━━━ Stored records ━━━
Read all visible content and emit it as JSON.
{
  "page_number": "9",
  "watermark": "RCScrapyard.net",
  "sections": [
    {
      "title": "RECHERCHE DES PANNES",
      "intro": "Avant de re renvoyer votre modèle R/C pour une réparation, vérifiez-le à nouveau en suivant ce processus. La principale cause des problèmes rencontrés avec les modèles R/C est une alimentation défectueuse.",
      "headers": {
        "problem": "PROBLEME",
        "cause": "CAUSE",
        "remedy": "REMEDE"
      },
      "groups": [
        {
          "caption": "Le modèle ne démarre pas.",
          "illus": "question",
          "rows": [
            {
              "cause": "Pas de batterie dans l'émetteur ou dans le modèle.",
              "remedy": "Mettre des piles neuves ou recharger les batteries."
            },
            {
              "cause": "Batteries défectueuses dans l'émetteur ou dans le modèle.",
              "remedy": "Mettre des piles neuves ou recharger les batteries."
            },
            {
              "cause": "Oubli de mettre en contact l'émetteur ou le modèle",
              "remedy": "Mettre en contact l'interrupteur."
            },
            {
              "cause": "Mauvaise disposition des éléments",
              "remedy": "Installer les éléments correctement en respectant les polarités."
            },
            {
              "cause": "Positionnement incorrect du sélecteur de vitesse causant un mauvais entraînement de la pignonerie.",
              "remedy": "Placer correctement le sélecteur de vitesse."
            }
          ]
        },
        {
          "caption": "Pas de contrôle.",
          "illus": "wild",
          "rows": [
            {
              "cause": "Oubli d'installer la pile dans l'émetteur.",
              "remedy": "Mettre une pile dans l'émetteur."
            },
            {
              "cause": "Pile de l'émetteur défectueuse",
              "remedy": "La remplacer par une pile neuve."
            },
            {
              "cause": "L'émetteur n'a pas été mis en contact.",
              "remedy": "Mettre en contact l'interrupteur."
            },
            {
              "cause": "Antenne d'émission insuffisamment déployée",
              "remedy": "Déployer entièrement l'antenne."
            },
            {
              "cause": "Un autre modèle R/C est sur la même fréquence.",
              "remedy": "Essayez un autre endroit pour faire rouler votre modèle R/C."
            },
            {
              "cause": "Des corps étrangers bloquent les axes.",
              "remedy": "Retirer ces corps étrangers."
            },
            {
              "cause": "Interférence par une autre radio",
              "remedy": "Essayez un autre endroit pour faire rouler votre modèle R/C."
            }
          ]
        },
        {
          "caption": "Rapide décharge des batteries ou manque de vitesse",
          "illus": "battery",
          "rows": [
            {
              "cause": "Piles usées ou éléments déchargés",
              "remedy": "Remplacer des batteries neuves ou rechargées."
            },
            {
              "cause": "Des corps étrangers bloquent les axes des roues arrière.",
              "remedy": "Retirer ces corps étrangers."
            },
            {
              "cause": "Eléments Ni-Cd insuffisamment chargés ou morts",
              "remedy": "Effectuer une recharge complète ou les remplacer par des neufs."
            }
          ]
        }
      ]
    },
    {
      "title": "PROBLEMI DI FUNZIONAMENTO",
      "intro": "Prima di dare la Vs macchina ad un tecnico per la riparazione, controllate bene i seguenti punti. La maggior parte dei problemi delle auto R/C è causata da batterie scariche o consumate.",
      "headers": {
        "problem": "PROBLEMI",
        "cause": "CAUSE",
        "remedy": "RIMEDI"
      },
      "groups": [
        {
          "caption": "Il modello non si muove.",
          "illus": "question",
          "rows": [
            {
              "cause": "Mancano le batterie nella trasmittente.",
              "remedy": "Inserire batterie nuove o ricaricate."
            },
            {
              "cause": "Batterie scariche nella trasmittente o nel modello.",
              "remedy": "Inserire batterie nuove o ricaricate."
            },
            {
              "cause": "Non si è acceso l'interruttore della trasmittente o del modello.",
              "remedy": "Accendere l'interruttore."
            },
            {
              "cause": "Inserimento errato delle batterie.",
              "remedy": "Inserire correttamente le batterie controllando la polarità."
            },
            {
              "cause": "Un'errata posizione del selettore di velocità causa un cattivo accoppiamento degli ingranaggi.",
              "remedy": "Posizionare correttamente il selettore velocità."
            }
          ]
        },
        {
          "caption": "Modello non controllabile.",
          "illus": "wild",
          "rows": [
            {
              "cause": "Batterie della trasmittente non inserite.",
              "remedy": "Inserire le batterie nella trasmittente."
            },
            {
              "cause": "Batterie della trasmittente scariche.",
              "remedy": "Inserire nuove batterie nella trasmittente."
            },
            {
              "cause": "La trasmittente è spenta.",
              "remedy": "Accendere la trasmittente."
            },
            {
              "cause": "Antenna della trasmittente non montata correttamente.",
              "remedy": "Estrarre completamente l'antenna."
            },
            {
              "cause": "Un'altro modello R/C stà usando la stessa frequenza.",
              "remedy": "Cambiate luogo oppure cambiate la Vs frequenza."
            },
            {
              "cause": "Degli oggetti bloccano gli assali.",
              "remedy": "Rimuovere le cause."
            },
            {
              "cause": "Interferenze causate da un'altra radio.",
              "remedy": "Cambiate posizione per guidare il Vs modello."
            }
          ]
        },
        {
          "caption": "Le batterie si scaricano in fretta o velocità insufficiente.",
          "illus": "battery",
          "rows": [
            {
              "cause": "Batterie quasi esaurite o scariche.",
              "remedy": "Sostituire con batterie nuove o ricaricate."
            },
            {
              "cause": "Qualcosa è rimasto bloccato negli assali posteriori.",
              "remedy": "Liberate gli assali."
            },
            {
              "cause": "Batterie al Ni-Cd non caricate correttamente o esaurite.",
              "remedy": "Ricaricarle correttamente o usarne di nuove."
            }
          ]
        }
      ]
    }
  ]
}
━━━
- Task objective
Scan the material above for the word "insuffisamment". Copy each line where it occurs.

- Final answer
              "cause": "Antenne d'émission insuffisamment déployée",
              "cause": "Eléments Ni-Cd insuffisamment chargés ou morts",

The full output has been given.